Records provided
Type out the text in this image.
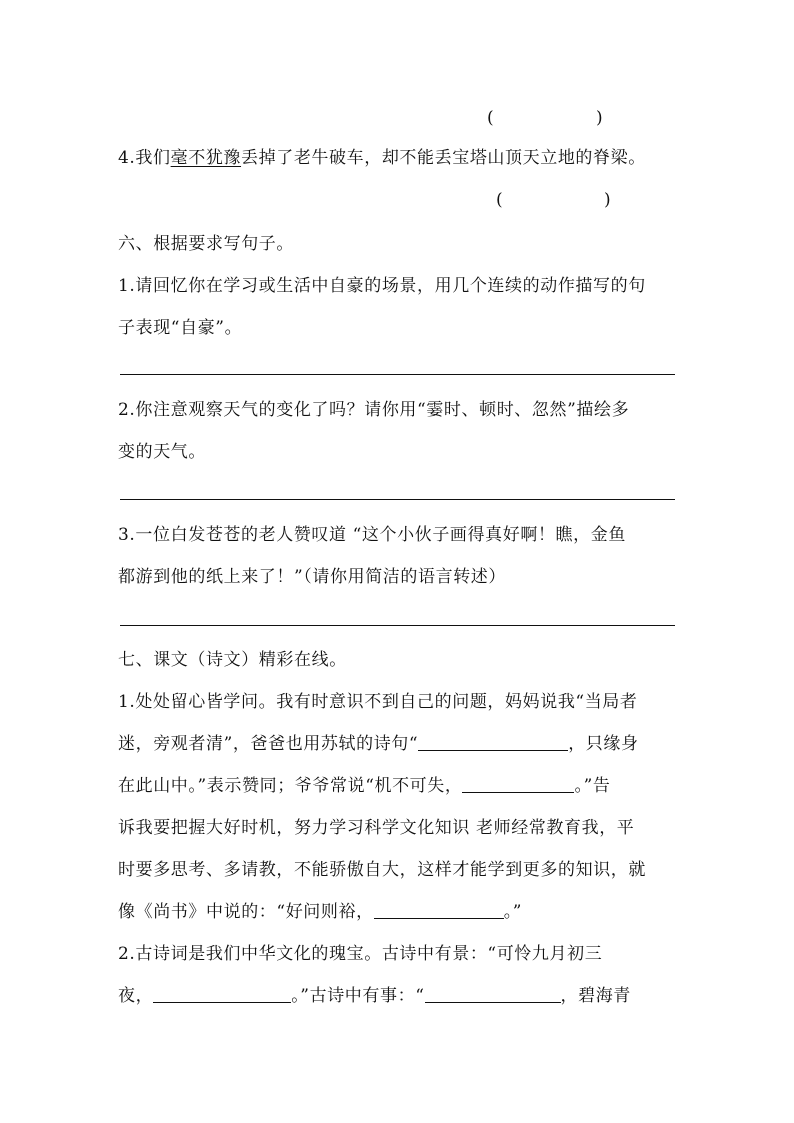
(	)
4.我们毫不犹豫丢掉了老牛破车，却不能丢宝塔山顶天立地的脊梁。
(	)
六、根据要求写句子。
1.请回忆你在学习或生活中自豪的场景，用几个连续的动作描写的句
子表现“自豪”。
2.你注意观察天气的变化了吗？请你用“霎时、顿时、忽然”描绘多
变的天气。
3.一位白发苍苍的老人赞叹道 “这个小伙子画得真好啊！瞧，金鱼
都游到他的纸上来了！”（请你用简洁的语言转述）
七、课文（诗文）精彩在线。
1.处处留心皆学问。我有时意识不到自己的问题，妈妈说我“当局者
迷，旁观者清”，爸爸也用苏轼的诗句“	，只缘身
在此山中。”表示赞同；爷爷常说“机不可失，	。”告
诉我要把握大好时机，努力学习科学文化知识 老师经常教育我，平
时要多思考、多请教，不能骄傲自大，这样才能学到更多的知识，就
像《尚书》中说的：“好问则裕，	。”
2.古诗词是我们中华文化的瑰宝。古诗中有景：“可怜九月初三
夜，	。”古诗中有事：“	，碧海青
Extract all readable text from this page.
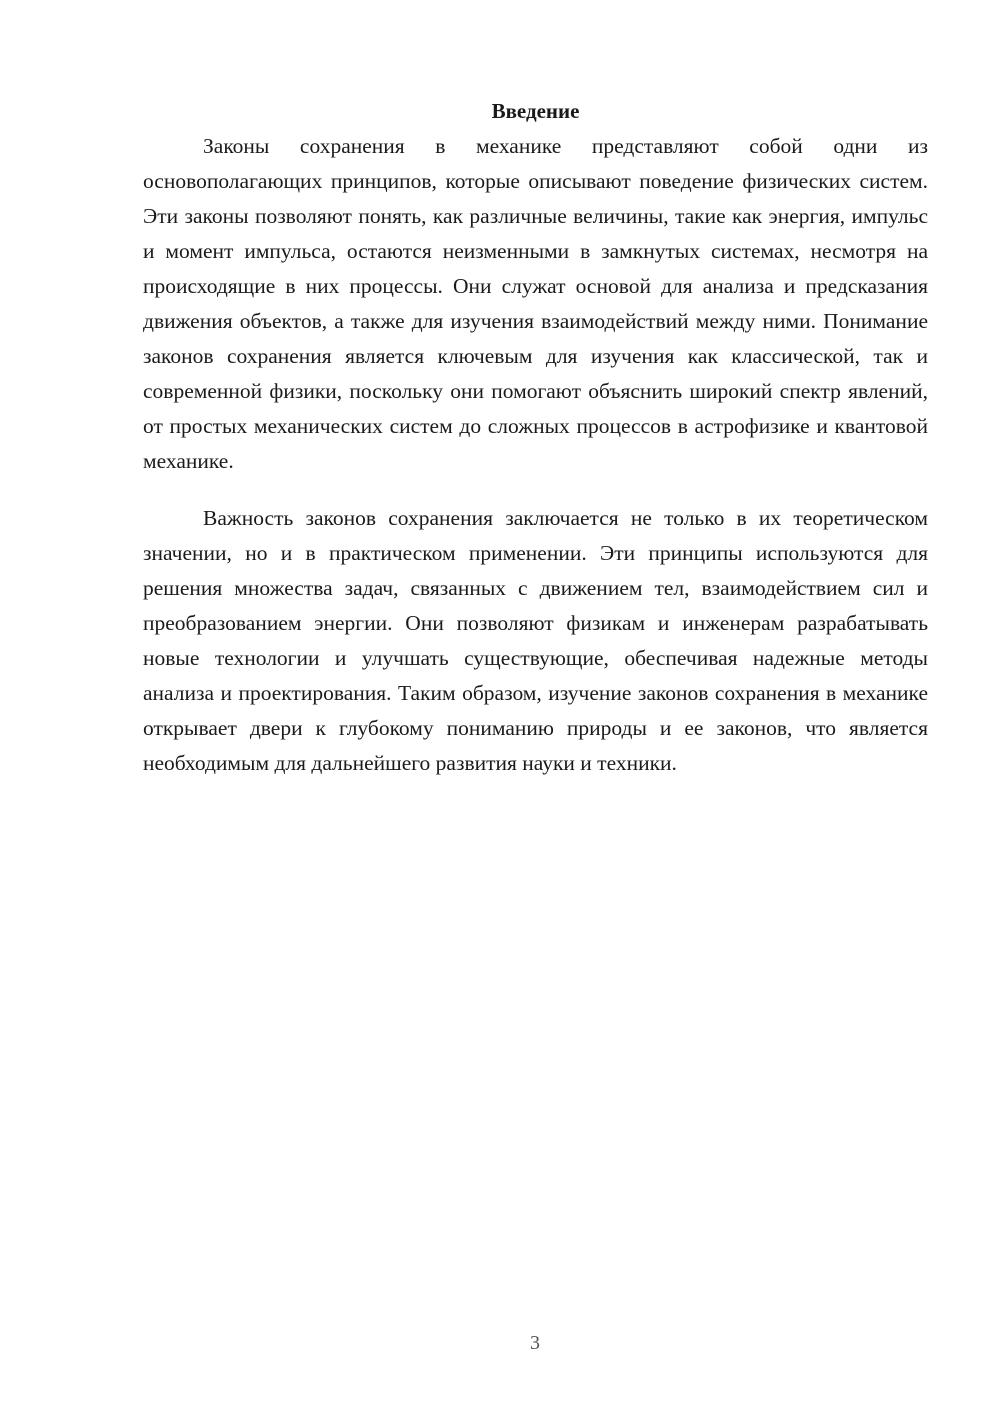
Введение

Законы сохранения в механике представляют собой одни из основополагающих принципов, которые описывают поведение физических систем. Эти законы позволяют понять, как различные величины, такие как энергия, импульс и момент импульса, остаются неизменными в замкнутых системах, несмотря на происходящие в них процессы. Они служат основой для анализа и предсказания движения объектов, а также для изучения взаимодействий между ними. Понимание законов сохранения является ключевым для изучения как классической, так и современной физики, поскольку они помогают объяснить широкий спектр явлений, от простых механических систем до сложных процессов в астрофизике и квантовой механике.

Важность законов сохранения заключается не только в их теоретическом значении, но и в практическом применении. Эти принципы используются для решения множества задач, связанных с движением тел, взаимодействием сил и преобразованием энергии. Они позволяют физикам и инженерам разрабатывать новые технологии и улучшать существующие, обеспечивая надежные методы анализа и проектирования. Таким образом, изучение законов сохранения в механике открывает двери к глубокому пониманию природы и ее законов, что является необходимым для дальнейшего развития науки и техники.

3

Your goal
The data above needs to be retyped exactly, with the images left out.

Answer to this problem
Type out the text in this image.
(	)
4.我们毫不犹豫丢掉了老牛破车，却不能丢宝塔山顶天立地的脊梁。
(	)
六、根据要求写句子。
1.请回忆你在学习或生活中自豪的场景，用几个连续的动作描写的句
子表现“自豪”。
2.你注意观察天气的变化了吗？请你用“霎时、顿时、忽然”描绘多
变的天气。
3.一位白发苍苍的老人赞叹道 “这个小伙子画得真好啊！瞧，金鱼
都游到他的纸上来了！”（请你用简洁的语言转述）
七、课文（诗文）精彩在线。
1.处处留心皆学问。我有时意识不到自己的问题，妈妈说我“当局者
迷，旁观者清”，爸爸也用苏轼的诗句“	，只缘身
在此山中。”表示赞同；爷爷常说“机不可失，	。”告
诉我要把握大好时机，努力学习科学文化知识 老师经常教育我，平
时要多思考、多请教，不能骄傲自大，这样才能学到更多的知识，就
像《尚书》中说的：“好问则裕，	。”
2.古诗词是我们中华文化的瑰宝。古诗中有景：“可怜九月初三
夜，	。”古诗中有事：“	，碧海青
Extract all readable text from this page.
Введение

Законы сохранения в механике представляют собой одни из основополагающих принципов, которые описывают поведение физических систем. Эти законы позволяют понять, как различные величины, такие как энергия, импульс и момент импульса, остаются неизменными в замкнутых системах, несмотря на происходящие в них процессы. Они служат основой для анализа и предсказания движения объектов, а также для изучения взаимодействий между ними. Понимание законов сохранения является ключевым для изучения как классической, так и современной физики, поскольку они помогают объяснить широкий спектр явлений, от простых механических систем до сложных процессов в астрофизике и квантовой механике.

Важность законов сохранения заключается не только в их теоретическом значении, но и в практическом применении. Эти принципы используются для решения множества задач, связанных с движением тел, взаимодействием сил и преобразованием энергии. Они позволяют физикам и инженерам разрабатывать новые технологии и улучшать существующие, обеспечивая надежные методы анализа и проектирования. Таким образом, изучение законов сохранения в механике открывает двери к глубокому пониманию природы и ее законов, что является необходимым для дальнейшего развития науки и техники.

3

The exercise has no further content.